Working data:
** BEGIN **

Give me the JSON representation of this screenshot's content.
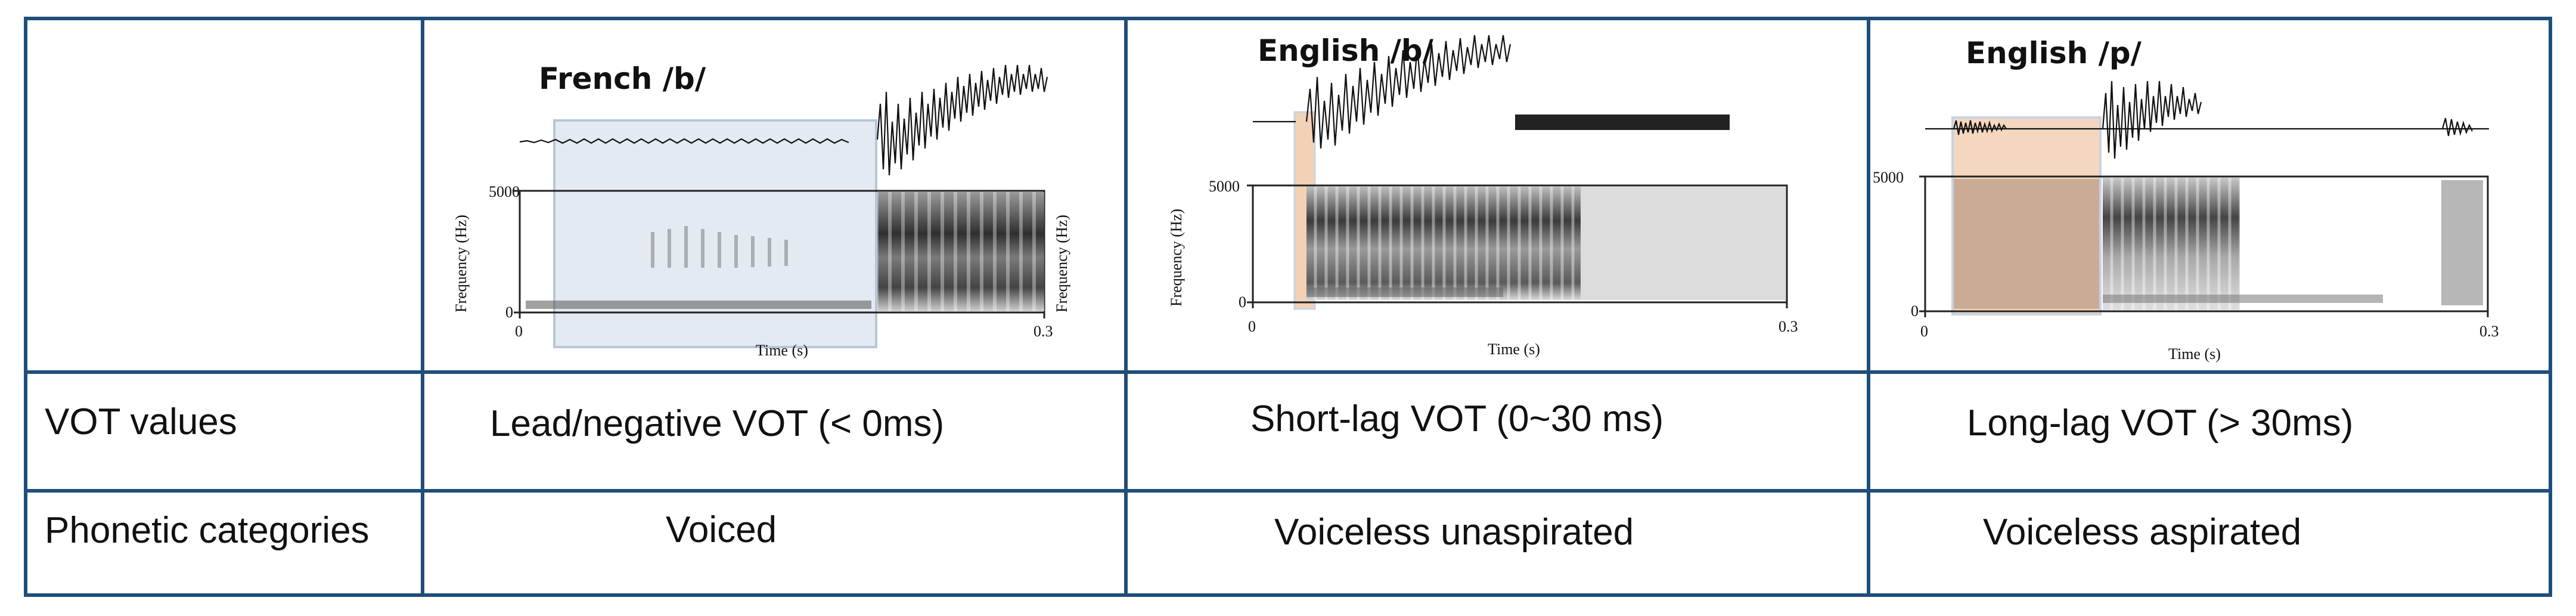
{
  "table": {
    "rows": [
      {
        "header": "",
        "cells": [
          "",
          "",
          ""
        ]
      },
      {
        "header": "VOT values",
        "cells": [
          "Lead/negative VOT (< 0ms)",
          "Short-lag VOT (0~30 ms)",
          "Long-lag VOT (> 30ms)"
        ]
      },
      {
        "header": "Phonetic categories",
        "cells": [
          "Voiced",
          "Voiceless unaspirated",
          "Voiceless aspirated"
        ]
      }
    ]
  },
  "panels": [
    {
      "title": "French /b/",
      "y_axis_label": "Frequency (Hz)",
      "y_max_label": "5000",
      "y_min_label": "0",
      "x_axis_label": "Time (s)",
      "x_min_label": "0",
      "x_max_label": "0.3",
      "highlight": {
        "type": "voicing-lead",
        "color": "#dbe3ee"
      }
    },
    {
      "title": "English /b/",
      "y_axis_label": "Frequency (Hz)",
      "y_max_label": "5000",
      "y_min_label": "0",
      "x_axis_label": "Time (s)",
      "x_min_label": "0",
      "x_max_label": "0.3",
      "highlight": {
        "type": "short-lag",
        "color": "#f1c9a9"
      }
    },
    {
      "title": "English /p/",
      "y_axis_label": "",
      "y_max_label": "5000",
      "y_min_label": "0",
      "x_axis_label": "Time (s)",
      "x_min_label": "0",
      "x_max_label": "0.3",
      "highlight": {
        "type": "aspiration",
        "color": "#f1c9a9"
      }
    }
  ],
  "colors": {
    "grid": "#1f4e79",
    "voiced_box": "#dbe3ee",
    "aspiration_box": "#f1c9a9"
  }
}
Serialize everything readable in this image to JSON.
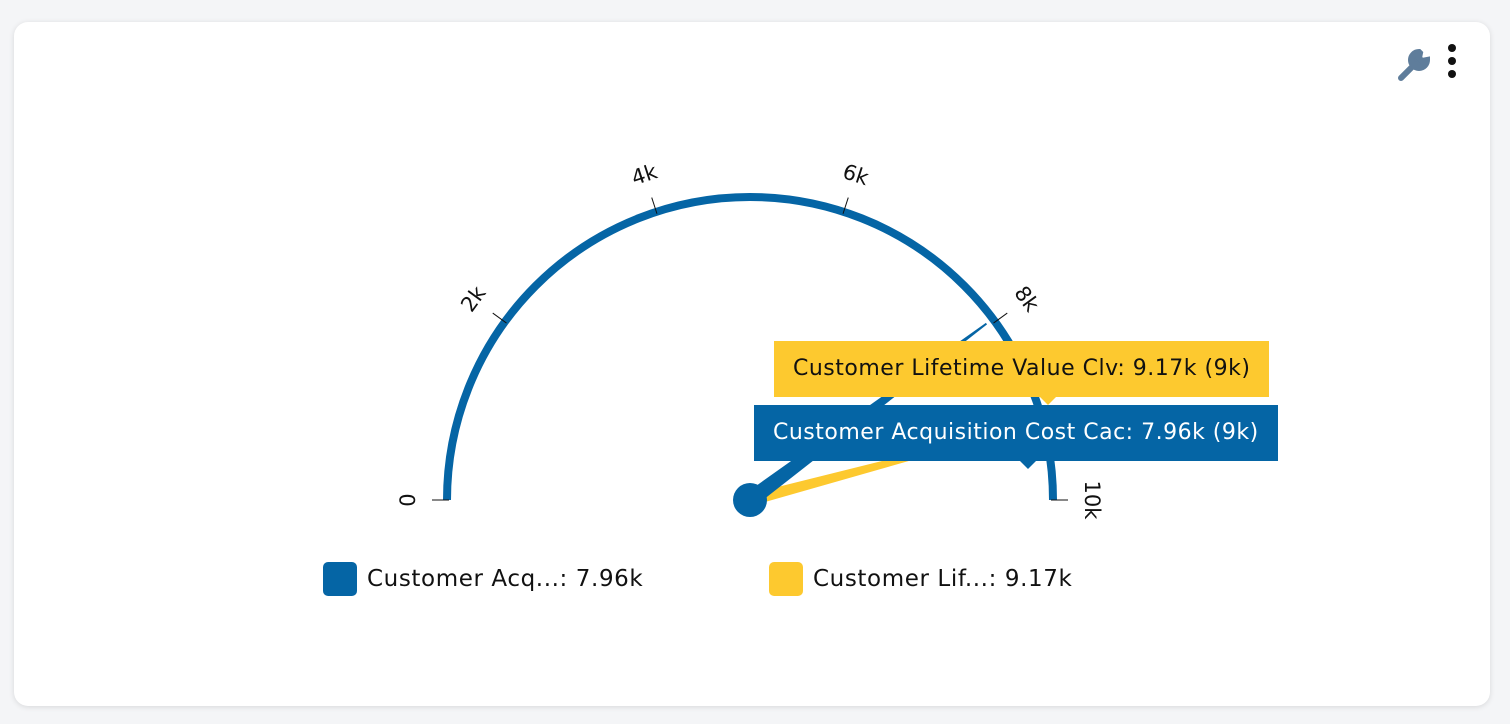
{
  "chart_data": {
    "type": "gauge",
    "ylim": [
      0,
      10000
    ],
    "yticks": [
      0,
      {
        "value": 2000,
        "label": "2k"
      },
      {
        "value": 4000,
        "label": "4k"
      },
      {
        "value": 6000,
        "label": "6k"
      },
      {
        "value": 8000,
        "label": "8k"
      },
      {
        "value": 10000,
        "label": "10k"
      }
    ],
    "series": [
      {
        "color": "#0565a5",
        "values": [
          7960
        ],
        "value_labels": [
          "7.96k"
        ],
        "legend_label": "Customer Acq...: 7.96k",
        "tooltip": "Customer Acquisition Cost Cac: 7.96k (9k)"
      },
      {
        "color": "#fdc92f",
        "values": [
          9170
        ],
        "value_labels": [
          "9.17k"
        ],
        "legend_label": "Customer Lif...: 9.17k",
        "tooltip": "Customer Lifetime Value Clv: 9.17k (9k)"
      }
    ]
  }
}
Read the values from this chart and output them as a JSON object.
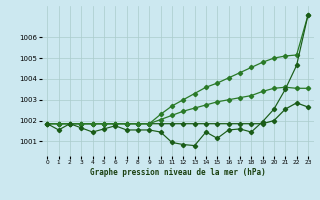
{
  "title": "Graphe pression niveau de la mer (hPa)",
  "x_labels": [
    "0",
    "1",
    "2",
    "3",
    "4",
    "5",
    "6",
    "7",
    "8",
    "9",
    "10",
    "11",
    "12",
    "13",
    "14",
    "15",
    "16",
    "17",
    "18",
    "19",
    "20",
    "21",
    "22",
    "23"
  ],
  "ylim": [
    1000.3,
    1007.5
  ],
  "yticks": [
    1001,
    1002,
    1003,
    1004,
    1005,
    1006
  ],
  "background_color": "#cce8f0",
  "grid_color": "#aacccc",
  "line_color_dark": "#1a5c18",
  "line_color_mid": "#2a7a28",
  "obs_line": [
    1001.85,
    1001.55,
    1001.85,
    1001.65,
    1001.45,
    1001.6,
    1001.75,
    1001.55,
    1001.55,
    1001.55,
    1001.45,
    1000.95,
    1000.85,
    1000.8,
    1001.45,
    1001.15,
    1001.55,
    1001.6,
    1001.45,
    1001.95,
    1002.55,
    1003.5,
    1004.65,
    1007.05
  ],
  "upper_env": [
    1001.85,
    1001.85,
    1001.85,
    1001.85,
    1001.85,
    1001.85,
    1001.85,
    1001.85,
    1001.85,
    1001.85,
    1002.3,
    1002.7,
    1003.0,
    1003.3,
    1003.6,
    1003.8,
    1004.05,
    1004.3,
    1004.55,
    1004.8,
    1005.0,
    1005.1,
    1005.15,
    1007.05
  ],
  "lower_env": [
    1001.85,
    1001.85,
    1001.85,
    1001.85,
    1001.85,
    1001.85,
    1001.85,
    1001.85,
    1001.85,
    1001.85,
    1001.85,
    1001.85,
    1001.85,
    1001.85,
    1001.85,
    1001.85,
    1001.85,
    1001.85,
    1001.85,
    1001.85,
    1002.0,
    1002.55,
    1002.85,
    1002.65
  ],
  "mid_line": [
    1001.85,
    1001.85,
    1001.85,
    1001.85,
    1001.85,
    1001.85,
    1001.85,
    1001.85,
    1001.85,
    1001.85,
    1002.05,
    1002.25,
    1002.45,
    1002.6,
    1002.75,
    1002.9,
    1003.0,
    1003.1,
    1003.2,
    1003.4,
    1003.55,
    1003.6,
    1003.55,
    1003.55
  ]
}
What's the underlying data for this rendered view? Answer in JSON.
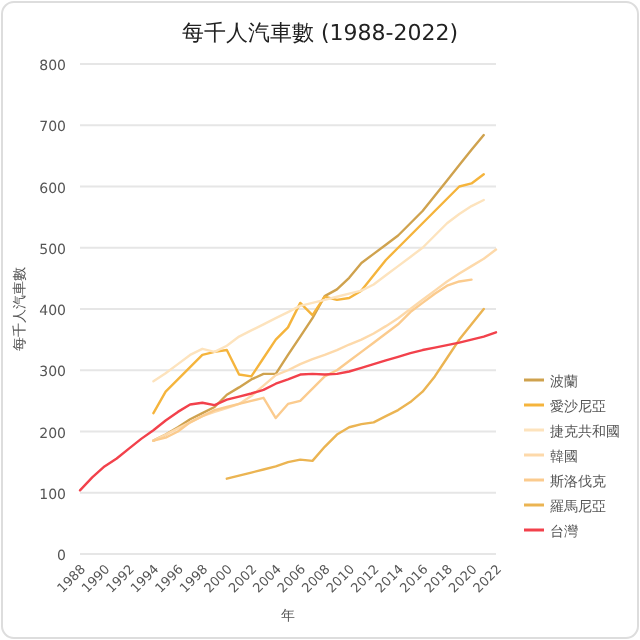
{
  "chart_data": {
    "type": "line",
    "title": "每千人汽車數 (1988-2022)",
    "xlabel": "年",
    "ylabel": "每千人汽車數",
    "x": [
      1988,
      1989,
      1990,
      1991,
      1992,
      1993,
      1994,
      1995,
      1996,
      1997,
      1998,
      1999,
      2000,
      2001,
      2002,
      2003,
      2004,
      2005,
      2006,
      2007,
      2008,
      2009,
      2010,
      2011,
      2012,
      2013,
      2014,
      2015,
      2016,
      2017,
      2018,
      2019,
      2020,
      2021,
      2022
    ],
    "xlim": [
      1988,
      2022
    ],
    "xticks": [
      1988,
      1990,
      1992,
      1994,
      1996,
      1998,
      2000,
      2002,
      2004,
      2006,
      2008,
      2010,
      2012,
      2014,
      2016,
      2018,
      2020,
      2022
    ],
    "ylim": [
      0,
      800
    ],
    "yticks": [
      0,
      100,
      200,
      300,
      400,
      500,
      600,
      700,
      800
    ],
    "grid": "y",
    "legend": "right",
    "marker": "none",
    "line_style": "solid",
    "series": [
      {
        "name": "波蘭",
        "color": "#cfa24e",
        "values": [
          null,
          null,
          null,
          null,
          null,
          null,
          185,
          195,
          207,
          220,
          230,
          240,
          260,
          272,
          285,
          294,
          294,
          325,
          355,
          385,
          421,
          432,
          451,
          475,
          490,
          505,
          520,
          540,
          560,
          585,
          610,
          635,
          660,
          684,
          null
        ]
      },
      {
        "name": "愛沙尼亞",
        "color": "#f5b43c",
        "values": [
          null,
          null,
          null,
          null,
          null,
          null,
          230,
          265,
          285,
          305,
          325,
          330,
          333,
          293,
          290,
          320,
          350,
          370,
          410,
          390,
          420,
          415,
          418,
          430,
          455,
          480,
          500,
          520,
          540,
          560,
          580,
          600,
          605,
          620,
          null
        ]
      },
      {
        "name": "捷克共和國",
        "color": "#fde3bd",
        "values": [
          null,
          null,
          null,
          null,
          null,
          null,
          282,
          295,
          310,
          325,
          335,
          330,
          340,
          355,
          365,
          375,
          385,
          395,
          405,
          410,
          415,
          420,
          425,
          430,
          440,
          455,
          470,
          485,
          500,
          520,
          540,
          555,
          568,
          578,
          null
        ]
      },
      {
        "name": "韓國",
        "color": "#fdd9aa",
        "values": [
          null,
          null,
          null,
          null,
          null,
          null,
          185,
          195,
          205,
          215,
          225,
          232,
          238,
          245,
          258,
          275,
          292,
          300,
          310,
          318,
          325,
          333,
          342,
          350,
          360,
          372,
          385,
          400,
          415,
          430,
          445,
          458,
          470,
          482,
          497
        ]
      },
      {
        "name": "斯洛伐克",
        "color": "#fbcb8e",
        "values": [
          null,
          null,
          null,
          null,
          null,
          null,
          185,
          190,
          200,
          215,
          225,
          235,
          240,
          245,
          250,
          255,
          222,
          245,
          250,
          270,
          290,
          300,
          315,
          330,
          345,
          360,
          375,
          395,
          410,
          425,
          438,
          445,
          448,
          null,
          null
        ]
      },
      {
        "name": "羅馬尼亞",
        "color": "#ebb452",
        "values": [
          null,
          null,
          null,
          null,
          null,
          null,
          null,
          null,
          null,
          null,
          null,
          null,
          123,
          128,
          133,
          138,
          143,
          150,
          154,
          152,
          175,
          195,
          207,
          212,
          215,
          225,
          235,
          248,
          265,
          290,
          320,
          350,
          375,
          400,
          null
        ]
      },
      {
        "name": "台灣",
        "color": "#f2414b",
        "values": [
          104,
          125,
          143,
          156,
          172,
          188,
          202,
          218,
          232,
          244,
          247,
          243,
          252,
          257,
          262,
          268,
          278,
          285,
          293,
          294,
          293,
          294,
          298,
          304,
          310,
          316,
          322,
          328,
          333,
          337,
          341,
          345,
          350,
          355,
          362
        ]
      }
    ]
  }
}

** END **

Written instruction:
Where a line holds "Customer", copy that line.

The response:
        "legend_label": "Customer Acq...: 7.96k",
        "tooltip": "Customer Acquisition Cost Cac: 7.96k (9k)"
        "legend_label": "Customer Lif...: 9.17k",
        "tooltip": "Customer Lifetime Value Clv: 9.17k (9k)"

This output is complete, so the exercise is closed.